**DIRECTIVE A:** Reproduce verbatim the portion of the passage on Chicago school closings that opens with the words containing "Austin has been" and closes with "any long-range planning.".
**DIRECTIVE B:** Name every person in the passage on Chicago school closings who is identified by surname as speaking or holding a view.

**DOCUMENT:**
Austin has been hit hard by foreclosures, but Truss insists the neighborhood is “going to come back.”  That’s another problem: making permanent facility decisions under the spur of an immediate financial crisis and absent any long-range planning.

“Planning is a really critical part of budgeting and particularly in making infrastructure decisions,” said Filardo.  “If you’re going to close something permanently, that’s a long-term judgment, and you want to have a plan.”

Instead CPS has dragged its feet on drafting a ten-year facilities master plan, and is now asking the legislature to postpone the due date.

Filardo said the school facility reform legislation mandating the ten-year plan required intergovernmental and inter-agency collaboration, which she calls crucial.  “Municipal planning and educational planning really need to be linked,” she said.

“The neighborhoods where they are closing schools are going to come back from the foreclosure crisis; there’s going to be infill development in the neighborhoods where public housing was demolished,” said Leavy.  “Nothing is as constant in Chicago as neighborhood change.”

She points to one of the first schools CPS closed ten years ago and one of the few to be demolished: Jacob Riis Elementary, just west of UIC.  “Today there’s all kinds of development going on there.”

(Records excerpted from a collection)
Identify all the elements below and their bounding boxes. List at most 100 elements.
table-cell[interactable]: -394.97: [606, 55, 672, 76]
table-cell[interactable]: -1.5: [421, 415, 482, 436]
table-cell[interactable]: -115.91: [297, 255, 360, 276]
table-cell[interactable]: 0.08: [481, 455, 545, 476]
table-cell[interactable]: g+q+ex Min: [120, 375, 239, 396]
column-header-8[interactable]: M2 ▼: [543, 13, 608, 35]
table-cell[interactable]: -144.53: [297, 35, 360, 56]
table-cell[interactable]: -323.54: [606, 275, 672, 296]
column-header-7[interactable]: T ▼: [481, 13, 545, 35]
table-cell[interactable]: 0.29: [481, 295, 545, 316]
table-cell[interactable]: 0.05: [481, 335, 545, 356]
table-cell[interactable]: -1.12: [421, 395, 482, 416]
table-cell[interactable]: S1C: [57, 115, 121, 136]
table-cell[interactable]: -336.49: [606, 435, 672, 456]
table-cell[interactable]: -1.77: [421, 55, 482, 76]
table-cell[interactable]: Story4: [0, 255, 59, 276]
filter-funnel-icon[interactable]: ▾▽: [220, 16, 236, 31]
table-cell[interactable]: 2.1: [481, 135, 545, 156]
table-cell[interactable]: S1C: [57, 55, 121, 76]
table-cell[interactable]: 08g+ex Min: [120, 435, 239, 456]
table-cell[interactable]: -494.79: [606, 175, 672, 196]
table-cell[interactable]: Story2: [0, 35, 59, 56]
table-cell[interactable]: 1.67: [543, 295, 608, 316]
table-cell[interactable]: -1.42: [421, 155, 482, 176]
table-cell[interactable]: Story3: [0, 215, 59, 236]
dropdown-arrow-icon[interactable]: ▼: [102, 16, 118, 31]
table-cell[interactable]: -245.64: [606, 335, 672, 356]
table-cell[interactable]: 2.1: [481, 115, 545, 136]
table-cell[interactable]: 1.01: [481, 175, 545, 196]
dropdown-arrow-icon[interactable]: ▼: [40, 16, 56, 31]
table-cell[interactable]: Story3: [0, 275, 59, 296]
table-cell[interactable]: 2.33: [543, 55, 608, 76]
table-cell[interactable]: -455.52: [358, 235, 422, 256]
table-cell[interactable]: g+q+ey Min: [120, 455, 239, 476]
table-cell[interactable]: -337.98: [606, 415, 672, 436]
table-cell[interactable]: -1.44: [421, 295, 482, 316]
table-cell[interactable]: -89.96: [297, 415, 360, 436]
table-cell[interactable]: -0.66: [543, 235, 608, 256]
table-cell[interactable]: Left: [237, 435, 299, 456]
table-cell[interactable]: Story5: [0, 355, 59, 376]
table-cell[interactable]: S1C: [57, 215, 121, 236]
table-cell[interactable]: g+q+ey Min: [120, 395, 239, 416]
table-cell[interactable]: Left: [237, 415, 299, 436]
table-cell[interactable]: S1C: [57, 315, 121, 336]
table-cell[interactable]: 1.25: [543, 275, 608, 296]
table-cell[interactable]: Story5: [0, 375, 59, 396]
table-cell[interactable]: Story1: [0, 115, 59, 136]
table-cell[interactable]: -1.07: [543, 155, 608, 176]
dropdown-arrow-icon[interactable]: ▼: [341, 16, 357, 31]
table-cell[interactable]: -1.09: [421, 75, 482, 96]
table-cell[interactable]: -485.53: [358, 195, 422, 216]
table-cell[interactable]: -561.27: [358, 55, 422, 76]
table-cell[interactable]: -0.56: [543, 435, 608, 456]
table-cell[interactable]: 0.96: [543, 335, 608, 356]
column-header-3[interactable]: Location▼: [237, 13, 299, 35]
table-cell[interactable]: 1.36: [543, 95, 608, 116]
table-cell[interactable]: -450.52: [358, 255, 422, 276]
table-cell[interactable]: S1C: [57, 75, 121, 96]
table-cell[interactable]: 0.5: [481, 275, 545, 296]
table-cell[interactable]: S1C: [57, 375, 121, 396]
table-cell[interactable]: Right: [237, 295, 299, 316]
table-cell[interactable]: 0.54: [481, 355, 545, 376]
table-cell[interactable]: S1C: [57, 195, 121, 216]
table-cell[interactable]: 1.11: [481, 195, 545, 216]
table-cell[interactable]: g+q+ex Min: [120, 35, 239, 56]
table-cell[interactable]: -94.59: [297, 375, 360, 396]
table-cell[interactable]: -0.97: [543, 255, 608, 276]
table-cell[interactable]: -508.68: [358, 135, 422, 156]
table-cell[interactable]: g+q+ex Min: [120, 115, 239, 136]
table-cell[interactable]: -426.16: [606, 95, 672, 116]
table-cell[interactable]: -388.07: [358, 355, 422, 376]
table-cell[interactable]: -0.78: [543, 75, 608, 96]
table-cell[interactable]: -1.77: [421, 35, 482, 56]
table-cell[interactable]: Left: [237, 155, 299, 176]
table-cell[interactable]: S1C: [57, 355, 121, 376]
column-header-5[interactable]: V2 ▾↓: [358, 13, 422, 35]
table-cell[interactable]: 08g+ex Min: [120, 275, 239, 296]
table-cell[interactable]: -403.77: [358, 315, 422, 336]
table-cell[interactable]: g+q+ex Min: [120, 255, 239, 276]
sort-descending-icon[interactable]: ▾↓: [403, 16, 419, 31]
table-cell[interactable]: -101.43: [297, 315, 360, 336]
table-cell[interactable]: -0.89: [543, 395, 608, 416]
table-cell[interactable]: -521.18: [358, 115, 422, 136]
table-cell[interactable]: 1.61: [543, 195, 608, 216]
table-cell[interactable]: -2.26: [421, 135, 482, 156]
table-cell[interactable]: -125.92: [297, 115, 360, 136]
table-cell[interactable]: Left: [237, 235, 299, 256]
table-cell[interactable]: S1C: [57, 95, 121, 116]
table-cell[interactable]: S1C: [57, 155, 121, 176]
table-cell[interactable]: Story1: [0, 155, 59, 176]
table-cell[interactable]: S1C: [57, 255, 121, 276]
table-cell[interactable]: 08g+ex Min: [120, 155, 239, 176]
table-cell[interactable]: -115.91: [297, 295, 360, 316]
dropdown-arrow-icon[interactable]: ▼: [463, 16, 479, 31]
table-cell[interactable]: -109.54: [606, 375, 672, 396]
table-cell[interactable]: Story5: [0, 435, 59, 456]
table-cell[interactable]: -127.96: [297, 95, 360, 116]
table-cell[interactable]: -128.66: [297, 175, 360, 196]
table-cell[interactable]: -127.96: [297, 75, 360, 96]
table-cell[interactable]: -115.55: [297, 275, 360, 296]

**WRITTEN REPLY A:**
Austin has been hit hard by foreclosures, but Truss insists the neighborhood is “going to come back.”  That’s another problem: making permanent facility decisions under the spur of an immediate financial crisis and absent any long-range planning.

**WRITTEN REPLY B:** Truss, Filardo, Leavy